■ Directive: Write out the whole listing word for word.
+-------+
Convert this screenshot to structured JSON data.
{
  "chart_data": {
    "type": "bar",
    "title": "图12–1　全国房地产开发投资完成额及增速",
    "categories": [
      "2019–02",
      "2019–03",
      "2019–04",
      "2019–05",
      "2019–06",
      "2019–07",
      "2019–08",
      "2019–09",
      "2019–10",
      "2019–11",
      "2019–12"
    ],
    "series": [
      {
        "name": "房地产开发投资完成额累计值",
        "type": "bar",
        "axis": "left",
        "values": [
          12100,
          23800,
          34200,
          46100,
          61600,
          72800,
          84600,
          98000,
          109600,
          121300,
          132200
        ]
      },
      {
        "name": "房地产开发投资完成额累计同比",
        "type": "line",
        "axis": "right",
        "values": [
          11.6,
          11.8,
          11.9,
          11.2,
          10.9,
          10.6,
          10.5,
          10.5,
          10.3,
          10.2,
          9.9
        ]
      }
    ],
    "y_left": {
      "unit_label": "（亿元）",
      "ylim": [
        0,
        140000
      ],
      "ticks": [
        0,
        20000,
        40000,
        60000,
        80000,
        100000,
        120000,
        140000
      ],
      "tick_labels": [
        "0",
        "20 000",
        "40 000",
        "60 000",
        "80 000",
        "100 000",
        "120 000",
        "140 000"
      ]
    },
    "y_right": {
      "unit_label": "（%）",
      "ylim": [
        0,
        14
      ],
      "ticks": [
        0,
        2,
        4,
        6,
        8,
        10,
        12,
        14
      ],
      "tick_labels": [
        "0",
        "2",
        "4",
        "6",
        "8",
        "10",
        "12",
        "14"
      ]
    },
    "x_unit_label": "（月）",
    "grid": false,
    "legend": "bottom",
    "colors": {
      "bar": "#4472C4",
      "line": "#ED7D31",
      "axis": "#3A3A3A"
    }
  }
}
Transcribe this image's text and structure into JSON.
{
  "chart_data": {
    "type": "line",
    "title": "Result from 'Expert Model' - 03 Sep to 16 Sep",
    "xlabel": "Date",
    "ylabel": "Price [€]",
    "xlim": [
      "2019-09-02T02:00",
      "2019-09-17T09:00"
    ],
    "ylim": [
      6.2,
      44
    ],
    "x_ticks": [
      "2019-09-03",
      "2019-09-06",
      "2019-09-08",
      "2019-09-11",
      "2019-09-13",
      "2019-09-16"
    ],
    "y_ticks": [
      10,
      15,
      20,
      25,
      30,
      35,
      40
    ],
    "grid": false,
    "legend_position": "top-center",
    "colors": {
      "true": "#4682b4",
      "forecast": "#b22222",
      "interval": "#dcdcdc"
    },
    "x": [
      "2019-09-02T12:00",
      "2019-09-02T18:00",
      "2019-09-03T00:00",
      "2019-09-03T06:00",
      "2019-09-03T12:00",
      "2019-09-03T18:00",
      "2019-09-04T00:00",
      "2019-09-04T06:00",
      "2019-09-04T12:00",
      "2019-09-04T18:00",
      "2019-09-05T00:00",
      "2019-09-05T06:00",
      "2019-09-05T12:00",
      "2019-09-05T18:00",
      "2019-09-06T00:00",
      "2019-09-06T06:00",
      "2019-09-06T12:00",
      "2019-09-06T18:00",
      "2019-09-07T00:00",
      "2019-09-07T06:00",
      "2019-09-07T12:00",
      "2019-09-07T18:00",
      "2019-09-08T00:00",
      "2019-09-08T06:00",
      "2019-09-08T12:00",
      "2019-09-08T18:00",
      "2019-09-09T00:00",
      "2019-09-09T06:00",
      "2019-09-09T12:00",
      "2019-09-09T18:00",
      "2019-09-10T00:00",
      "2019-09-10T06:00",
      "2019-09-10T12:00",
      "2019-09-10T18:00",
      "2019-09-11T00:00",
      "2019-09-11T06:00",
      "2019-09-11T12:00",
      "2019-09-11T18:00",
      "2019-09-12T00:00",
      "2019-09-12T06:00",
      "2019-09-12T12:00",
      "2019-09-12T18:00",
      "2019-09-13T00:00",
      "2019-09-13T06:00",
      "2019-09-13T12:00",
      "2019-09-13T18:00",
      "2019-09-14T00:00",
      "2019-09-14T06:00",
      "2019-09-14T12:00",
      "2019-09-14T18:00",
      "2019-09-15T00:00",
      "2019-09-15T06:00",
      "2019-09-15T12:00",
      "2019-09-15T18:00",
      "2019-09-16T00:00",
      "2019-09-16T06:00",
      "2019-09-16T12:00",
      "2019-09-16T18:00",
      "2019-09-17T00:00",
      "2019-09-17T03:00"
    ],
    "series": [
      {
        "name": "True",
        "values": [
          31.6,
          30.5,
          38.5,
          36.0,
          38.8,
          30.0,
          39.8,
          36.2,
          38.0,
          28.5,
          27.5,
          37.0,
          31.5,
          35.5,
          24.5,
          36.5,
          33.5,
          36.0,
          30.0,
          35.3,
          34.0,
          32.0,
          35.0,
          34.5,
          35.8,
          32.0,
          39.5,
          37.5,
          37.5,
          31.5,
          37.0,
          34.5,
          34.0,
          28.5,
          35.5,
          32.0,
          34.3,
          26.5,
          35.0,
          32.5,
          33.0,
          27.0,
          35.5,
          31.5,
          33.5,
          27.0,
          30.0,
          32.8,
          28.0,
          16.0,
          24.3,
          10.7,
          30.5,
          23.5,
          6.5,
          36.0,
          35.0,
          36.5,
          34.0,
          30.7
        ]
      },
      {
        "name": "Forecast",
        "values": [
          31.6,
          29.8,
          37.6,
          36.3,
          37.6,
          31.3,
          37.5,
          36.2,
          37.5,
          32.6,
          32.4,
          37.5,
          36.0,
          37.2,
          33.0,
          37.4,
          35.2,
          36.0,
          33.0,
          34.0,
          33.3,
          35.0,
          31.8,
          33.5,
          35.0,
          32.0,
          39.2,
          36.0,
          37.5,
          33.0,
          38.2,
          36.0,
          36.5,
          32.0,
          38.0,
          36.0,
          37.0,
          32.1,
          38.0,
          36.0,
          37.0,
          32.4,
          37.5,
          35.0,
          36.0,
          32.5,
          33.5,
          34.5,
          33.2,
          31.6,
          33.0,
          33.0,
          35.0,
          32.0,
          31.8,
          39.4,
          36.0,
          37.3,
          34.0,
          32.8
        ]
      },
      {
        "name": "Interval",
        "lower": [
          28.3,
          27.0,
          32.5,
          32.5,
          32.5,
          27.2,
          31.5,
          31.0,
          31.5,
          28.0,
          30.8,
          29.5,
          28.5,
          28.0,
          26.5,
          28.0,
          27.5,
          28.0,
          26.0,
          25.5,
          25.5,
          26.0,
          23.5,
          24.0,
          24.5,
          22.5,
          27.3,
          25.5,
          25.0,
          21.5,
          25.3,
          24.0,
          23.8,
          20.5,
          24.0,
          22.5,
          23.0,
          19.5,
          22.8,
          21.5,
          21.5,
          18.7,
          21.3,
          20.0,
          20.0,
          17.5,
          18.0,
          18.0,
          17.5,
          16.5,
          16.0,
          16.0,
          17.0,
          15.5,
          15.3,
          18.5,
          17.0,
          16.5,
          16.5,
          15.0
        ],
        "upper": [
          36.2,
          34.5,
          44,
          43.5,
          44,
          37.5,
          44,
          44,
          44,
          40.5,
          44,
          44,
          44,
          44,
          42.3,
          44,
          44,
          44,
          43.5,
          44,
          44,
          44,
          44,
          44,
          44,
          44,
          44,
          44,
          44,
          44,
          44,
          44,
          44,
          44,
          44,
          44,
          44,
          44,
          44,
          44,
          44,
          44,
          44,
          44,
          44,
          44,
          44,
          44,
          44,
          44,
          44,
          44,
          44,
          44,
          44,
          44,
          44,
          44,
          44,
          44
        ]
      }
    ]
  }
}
+-------+
■ Output:
Convert this screenshot to structured JSON data.
{
  "chart_data": {
    "type": "bar",
    "title": "图12–1　全国房地产开发投资完成额及增速",
    "categories": [
      "2019–02",
      "2019–03",
      "2019–04",
      "2019–05",
      "2019–06",
      "2019–07",
      "2019–08",
      "2019–09",
      "2019–10",
      "2019–11",
      "2019–12"
    ],
    "series": [
      {
        "name": "房地产开发投资完成额累计值",
        "type": "bar",
        "axis": "left",
        "values": [
          12100,
          23800,
          34200,
          46100,
          61600,
          72800,
          84600,
          98000,
          109600,
          121300,
          132200
        ]
      },
      {
        "name": "房地产开发投资完成额累计同比",
        "type": "line",
        "axis": "right",
        "values": [
          11.6,
          11.8,
          11.9,
          11.2,
          10.9,
          10.6,
          10.5,
          10.5,
          10.3,
          10.2,
          9.9
        ]
      }
    ],
    "y_left": {
      "unit_label": "（亿元）",
      "ylim": [
        0,
        140000
      ],
      "ticks": [
        0,
        20000,
        40000,
        60000,
        80000,
        100000,
        120000,
        140000
      ],
      "tick_labels": [
        "0",
        "20 000",
        "40 000",
        "60 000",
        "80 000",
        "100 000",
        "120 000",
        "140 000"
      ]
    },
    "y_right": {
      "unit_label": "（%）",
      "ylim": [
        0,
        14
      ],
      "ticks": [
        0,
        2,
        4,
        6,
        8,
        10,
        12,
        14
      ],
      "tick_labels": [
        "0",
        "2",
        "4",
        "6",
        "8",
        "10",
        "12",
        "14"
      ]
    },
    "x_unit_label": "（月）",
    "grid": false,
    "legend": "bottom",
    "colors": {
      "bar": "#4472C4",
      "line": "#ED7D31",
      "axis": "#3A3A3A"
    }
  }
}
Transcribe this image's text and structure into JSON.
{
  "chart_data": {
    "type": "line",
    "title": "Result from 'Expert Model' - 03 Sep to 16 Sep",
    "xlabel": "Date",
    "ylabel": "Price [€]",
    "xlim": [
      "2019-09-02T02:00",
      "2019-09-17T09:00"
    ],
    "ylim": [
      6.2,
      44
    ],
    "x_ticks": [
      "2019-09-03",
      "2019-09-06",
      "2019-09-08",
      "2019-09-11",
      "2019-09-13",
      "2019-09-16"
    ],
    "y_ticks": [
      10,
      15,
      20,
      25,
      30,
      35,
      40
    ],
    "grid": false,
    "legend_position": "top-center",
    "colors": {
      "true": "#4682b4",
      "forecast": "#b22222",
      "interval": "#dcdcdc"
    },
    "x": [
      "2019-09-02T12:00",
      "2019-09-02T18:00",
      "2019-09-03T00:00",
      "2019-09-03T06:00",
      "2019-09-03T12:00",
      "2019-09-03T18:00",
      "2019-09-04T00:00",
      "2019-09-04T06:00",
      "2019-09-04T12:00",
      "2019-09-04T18:00",
      "2019-09-05T00:00",
      "2019-09-05T06:00",
      "2019-09-05T12:00",
      "2019-09-05T18:00",
      "2019-09-06T00:00",
      "2019-09-06T06:00",
      "2019-09-06T12:00",
      "2019-09-06T18:00",
      "2019-09-07T00:00",
      "2019-09-07T06:00",
      "2019-09-07T12:00",
      "2019-09-07T18:00",
      "2019-09-08T00:00",
      "2019-09-08T06:00",
      "2019-09-08T12:00",
      "2019-09-08T18:00",
      "2019-09-09T00:00",
      "2019-09-09T06:00",
      "2019-09-09T12:00",
      "2019-09-09T18:00",
      "2019-09-10T00:00",
      "2019-09-10T06:00",
      "2019-09-10T12:00",
      "2019-09-10T18:00",
      "2019-09-11T00:00",
      "2019-09-11T06:00",
      "2019-09-11T12:00",
      "2019-09-11T18:00",
      "2019-09-12T00:00",
      "2019-09-12T06:00",
      "2019-09-12T12:00",
      "2019-09-12T18:00",
      "2019-09-13T00:00",
      "2019-09-13T06:00",
      "2019-09-13T12:00",
      "2019-09-13T18:00",
      "2019-09-14T00:00",
      "2019-09-14T06:00",
      "2019-09-14T12:00",
      "2019-09-14T18:00",
      "2019-09-15T00:00",
      "2019-09-15T06:00",
      "2019-09-15T12:00",
      "2019-09-15T18:00",
      "2019-09-16T00:00",
      "2019-09-16T06:00",
      "2019-09-16T12:00",
      "2019-09-16T18:00",
      "2019-09-17T00:00",
      "2019-09-17T03:00"
    ],
    "series": [
      {
        "name": "True",
        "values": [
          31.6,
          30.5,
          38.5,
          36.0,
          38.8,
          30.0,
          39.8,
          36.2,
          38.0,
          28.5,
          27.5,
          37.0,
          31.5,
          35.5,
          24.5,
          36.5,
          33.5,
          36.0,
          30.0,
          35.3,
          34.0,
          32.0,
          35.0,
          34.5,
          35.8,
          32.0,
          39.5,
          37.5,
          37.5,
          31.5,
          37.0,
          34.5,
          34.0,
          28.5,
          35.5,
          32.0,
          34.3,
          26.5,
          35.0,
          32.5,
          33.0,
          27.0,
          35.5,
          31.5,
          33.5,
          27.0,
          30.0,
          32.8,
          28.0,
          16.0,
          24.3,
          10.7,
          30.5,
          23.5,
          6.5,
          36.0,
          35.0,
          36.5,
          34.0,
          30.7
        ]
      },
      {
        "name": "Forecast",
        "values": [
          31.6,
          29.8,
          37.6,
          36.3,
          37.6,
          31.3,
          37.5,
          36.2,
          37.5,
          32.6,
          32.4,
          37.5,
          36.0,
          37.2,
          33.0,
          37.4,
          35.2,
          36.0,
          33.0,
          34.0,
          33.3,
          35.0,
          31.8,
          33.5,
          35.0,
          32.0,
          39.2,
          36.0,
          37.5,
          33.0,
          38.2,
          36.0,
          36.5,
          32.0,
          38.0,
          36.0,
          37.0,
          32.1,
          38.0,
          36.0,
          37.0,
          32.4,
          37.5,
          35.0,
          36.0,
          32.5,
          33.5,
          34.5,
          33.2,
          31.6,
          33.0,
          33.0,
          35.0,
          32.0,
          31.8,
          39.4,
          36.0,
          37.3,
          34.0,
          32.8
        ]
      },
      {
        "name": "Interval",
        "lower": [
          28.3,
          27.0,
          32.5,
          32.5,
          32.5,
          27.2,
          31.5,
          31.0,
          31.5,
          28.0,
          30.8,
          29.5,
          28.5,
          28.0,
          26.5,
          28.0,
          27.5,
          28.0,
          26.0,
          25.5,
          25.5,
          26.0,
          23.5,
          24.0,
          24.5,
          22.5,
          27.3,
          25.5,
          25.0,
          21.5,
          25.3,
          24.0,
          23.8,
          20.5,
          24.0,
          22.5,
          23.0,
          19.5,
          22.8,
          21.5,
          21.5,
          18.7,
          21.3,
          20.0,
          20.0,
          17.5,
          18.0,
          18.0,
          17.5,
          16.5,
          16.0,
          16.0,
          17.0,
          15.5,
          15.3,
          18.5,
          17.0,
          16.5,
          16.5,
          15.0
        ],
        "upper": [
          36.2,
          34.5,
          44,
          43.5,
          44,
          37.5,
          44,
          44,
          44,
          40.5,
          44,
          44,
          44,
          44,
          42.3,
          44,
          44,
          44,
          43.5,
          44,
          44,
          44,
          44,
          44,
          44,
          44,
          44,
          44,
          44,
          44,
          44,
          44,
          44,
          44,
          44,
          44,
          44,
          44,
          44,
          44,
          44,
          44,
          44,
          44,
          44,
          44,
          44,
          44,
          44,
          44,
          44,
          44,
          44,
          44,
          44,
          44,
          44,
          44,
          44,
          44
        ]
      }
    ]
  }
}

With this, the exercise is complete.